▶ [Aim of the exercise]:
Whenever a line contains the string "later", copy it out of the entries.

▶ [Collected data entries]:
--- START ---

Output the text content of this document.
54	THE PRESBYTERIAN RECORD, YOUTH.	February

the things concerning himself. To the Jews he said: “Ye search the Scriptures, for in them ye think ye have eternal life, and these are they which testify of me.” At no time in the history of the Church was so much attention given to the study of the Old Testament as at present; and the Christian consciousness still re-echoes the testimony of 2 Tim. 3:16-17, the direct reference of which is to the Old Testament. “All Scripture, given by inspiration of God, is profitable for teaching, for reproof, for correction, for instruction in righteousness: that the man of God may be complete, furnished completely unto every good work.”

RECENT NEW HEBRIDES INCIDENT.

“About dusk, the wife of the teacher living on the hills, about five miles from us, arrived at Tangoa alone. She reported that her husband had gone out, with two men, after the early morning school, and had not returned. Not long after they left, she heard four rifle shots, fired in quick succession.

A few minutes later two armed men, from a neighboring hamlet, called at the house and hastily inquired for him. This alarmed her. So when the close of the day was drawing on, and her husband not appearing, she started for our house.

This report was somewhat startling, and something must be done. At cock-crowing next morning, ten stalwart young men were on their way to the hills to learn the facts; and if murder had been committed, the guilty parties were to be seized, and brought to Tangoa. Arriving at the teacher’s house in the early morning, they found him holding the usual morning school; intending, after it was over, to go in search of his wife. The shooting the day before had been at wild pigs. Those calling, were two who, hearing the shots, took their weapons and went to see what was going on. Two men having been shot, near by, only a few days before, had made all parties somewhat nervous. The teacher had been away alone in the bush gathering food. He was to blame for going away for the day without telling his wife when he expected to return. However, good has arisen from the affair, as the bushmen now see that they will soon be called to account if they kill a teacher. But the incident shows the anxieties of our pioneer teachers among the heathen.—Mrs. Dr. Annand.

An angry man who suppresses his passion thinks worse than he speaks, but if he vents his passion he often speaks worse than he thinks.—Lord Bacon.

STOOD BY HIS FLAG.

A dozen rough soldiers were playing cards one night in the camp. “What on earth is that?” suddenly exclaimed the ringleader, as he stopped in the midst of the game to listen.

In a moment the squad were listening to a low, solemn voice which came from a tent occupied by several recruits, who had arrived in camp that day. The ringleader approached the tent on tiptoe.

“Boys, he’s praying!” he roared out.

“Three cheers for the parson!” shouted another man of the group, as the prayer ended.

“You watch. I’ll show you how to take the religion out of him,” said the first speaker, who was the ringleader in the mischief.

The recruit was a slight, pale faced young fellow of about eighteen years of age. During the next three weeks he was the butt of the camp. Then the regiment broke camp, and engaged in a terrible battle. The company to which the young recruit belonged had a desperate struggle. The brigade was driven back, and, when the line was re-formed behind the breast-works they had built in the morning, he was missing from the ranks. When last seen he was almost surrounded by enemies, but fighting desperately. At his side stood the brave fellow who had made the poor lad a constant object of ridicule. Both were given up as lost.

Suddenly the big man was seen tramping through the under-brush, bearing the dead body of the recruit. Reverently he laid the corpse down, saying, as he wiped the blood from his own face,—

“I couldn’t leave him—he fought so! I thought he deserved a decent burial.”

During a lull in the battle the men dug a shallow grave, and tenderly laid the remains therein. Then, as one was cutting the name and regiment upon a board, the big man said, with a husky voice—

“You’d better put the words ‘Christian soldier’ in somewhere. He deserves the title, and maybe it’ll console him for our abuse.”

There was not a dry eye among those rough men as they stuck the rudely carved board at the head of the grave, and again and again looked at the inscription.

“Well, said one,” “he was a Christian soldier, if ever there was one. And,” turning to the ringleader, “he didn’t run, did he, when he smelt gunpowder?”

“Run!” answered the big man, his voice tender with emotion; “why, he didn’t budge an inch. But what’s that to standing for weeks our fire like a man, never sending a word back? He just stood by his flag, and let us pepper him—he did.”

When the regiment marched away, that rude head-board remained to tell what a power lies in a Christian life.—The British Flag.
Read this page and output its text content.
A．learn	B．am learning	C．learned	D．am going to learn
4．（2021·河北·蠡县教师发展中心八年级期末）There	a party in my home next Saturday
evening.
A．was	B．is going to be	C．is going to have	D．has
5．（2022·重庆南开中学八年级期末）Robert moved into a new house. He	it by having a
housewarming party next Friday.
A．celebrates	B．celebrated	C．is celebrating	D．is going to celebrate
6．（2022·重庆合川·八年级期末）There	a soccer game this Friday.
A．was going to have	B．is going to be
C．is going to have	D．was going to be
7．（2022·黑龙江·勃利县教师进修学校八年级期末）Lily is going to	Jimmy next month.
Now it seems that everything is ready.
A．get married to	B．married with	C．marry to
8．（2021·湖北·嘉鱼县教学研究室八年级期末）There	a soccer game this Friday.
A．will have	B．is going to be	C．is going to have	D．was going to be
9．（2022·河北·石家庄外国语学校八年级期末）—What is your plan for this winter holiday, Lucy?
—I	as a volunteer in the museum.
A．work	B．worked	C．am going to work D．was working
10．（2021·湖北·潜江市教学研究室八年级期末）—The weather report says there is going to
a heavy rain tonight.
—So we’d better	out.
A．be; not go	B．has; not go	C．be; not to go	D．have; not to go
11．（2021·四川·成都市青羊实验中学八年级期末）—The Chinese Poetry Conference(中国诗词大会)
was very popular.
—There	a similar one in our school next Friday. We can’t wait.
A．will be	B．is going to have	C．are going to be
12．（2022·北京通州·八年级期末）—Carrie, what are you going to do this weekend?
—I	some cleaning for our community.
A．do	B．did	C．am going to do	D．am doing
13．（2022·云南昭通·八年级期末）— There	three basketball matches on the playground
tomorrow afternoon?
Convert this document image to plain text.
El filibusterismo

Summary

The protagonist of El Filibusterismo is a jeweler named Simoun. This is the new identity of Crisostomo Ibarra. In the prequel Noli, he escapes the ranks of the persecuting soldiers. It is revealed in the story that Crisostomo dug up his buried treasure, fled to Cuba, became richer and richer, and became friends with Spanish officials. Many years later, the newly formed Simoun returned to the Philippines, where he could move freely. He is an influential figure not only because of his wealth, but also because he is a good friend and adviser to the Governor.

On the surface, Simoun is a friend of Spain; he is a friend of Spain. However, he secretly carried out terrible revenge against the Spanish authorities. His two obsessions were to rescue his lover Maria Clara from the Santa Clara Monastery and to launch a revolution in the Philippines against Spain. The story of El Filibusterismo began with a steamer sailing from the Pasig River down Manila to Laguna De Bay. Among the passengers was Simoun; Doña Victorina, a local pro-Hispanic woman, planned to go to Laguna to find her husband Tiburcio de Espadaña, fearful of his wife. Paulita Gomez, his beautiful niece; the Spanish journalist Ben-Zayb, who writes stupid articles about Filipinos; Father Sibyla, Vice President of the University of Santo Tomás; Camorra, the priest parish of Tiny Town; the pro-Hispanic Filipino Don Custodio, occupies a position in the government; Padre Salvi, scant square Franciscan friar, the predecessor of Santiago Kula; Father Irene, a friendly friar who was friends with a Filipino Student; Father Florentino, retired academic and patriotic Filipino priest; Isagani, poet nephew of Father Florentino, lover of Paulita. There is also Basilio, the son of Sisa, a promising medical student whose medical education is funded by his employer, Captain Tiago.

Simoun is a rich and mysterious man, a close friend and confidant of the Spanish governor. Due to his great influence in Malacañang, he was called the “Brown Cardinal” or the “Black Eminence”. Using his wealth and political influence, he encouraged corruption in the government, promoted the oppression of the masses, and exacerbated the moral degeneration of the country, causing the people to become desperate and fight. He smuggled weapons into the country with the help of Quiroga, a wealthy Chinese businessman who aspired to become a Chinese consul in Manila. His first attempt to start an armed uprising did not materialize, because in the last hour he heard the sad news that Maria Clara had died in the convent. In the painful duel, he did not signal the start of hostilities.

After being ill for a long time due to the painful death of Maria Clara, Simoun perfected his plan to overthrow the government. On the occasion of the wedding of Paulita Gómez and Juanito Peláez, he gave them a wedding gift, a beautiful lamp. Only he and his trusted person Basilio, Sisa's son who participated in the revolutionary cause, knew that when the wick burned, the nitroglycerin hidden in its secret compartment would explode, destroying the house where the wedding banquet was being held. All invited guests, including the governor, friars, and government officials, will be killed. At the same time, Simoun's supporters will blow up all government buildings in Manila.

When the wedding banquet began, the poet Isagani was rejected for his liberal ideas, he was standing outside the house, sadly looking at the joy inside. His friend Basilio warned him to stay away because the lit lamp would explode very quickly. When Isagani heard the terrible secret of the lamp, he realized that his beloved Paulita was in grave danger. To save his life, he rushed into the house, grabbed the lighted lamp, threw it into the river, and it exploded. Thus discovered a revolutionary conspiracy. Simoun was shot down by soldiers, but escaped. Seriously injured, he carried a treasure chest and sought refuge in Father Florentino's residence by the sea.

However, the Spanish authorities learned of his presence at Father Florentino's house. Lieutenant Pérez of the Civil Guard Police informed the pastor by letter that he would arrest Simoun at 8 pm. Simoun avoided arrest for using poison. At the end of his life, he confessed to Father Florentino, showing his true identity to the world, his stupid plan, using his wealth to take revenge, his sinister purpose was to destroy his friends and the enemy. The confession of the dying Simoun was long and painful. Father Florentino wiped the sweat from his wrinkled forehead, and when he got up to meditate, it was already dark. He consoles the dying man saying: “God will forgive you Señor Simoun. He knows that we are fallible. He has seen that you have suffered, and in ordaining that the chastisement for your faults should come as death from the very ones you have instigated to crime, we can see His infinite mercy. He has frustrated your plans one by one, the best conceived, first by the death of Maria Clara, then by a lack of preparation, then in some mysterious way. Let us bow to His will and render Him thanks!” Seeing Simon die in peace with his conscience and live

--- END ---

▶ [Problem solution]:
A few minutes later two armed men, from a neighboring hamlet, called at the house and hastily inquired for him. This alarmed her. So when the close of the day was drawing on, and her husband not appearing, she started for our house.
The protagonist of El Filibusterismo is a jeweler named Simoun. This is the new identity of Crisostomo Ibarra. In the prequel Noli, he escapes the ranks of the persecuting soldiers. It is revealed in the story that Crisostomo dug up his buried treasure, fled to Cuba, became richer and richer, and became friends with Spanish officials. Many years later, the newly formed Simoun returned to the Philippines, where he could move freely. He is an influential figure not only because of his wealth, but also because he is a good friend and adviser to the Governor.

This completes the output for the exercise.